EXERCISE INPUT =
=-=-=-=-=
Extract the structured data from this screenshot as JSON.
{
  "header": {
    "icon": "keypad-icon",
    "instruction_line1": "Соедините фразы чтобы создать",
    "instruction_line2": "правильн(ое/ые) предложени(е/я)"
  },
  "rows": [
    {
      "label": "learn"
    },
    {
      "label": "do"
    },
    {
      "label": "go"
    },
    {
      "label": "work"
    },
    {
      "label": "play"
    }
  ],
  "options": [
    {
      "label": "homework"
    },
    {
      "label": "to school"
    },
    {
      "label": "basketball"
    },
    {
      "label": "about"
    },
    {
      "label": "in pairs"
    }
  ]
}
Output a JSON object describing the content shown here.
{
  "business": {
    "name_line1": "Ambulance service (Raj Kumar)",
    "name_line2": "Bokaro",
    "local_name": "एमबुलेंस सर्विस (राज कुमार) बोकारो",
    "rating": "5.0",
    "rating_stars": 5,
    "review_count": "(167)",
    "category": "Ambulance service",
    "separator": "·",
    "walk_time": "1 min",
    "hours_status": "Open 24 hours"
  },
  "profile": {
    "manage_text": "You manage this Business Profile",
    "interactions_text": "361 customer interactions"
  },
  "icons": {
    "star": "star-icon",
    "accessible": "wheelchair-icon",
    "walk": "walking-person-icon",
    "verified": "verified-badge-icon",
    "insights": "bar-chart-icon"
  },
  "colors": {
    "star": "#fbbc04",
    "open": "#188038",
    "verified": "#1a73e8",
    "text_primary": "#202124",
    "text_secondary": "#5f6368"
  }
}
=-=-=-=-=
STATED GOAL =
State, as a bare number, how many lines of the listing hold the word "service".

WRITTEN ANSWER =
2